▶ Listing:
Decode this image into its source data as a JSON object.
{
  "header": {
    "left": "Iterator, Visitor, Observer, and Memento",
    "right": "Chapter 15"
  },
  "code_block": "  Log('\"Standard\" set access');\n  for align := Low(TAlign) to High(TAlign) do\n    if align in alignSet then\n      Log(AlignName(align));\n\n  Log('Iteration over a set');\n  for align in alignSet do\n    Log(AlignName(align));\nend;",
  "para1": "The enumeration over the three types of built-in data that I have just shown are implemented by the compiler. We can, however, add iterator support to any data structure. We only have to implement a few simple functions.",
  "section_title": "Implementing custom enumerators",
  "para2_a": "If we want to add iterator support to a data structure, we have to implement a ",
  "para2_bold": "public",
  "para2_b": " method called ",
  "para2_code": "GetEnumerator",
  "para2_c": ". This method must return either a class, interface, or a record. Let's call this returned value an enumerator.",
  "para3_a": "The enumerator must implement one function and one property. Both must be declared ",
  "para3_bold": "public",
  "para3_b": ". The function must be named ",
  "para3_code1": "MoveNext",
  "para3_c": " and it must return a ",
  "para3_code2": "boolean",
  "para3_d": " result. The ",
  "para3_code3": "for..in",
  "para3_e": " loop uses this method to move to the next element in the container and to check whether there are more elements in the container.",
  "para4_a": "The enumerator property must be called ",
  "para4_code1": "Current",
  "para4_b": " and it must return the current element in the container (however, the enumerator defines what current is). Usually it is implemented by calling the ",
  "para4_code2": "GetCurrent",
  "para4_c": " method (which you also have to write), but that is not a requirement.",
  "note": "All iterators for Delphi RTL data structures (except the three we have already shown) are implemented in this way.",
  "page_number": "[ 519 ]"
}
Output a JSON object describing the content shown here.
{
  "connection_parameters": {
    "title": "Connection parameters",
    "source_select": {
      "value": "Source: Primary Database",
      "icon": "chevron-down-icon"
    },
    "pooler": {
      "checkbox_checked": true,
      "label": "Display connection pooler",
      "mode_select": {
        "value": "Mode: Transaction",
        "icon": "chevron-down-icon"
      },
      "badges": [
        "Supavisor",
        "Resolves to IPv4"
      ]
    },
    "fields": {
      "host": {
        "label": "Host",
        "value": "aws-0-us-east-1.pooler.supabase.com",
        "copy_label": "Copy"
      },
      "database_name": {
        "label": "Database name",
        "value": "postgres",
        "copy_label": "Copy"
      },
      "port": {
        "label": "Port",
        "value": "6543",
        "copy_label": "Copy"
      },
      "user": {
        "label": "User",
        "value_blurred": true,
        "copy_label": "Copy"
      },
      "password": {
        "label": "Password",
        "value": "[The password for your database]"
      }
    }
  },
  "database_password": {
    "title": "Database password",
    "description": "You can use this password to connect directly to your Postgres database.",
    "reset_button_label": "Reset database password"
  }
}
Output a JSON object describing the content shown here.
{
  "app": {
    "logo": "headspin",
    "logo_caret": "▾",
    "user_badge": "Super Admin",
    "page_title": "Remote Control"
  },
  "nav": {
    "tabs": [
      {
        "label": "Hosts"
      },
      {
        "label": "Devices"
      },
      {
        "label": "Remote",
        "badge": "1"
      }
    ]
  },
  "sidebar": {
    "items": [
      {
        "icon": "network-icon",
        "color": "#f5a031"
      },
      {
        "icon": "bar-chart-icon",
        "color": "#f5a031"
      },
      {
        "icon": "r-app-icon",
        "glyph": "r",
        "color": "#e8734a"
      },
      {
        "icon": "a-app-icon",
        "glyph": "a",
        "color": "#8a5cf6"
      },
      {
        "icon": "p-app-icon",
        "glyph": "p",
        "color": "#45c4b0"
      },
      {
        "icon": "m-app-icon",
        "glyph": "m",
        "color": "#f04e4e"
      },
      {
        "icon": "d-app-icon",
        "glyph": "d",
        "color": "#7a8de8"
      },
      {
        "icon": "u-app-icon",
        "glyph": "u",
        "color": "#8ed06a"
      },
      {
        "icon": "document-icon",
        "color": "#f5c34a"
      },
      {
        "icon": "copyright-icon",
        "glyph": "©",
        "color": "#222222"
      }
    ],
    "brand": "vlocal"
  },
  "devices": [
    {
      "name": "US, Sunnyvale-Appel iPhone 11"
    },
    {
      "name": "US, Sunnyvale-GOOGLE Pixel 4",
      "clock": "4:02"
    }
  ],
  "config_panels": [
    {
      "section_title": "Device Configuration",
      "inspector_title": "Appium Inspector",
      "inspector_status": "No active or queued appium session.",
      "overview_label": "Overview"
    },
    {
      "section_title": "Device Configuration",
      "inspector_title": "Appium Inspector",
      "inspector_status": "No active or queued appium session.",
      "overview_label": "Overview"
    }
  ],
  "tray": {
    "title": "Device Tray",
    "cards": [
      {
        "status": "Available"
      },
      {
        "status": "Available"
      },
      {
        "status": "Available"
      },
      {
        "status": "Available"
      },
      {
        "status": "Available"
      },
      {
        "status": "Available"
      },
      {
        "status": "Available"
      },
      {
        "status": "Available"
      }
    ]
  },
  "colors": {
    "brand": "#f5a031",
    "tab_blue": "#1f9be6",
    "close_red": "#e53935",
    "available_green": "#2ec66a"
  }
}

▶ Job:
Go through the records and show every line with the string "pooler" in it.

▶ Response to the task:
    "pooler": {
      "label": "Display connection pooler",
        "value": "aws-0-us-east-1.pooler.supabase.com",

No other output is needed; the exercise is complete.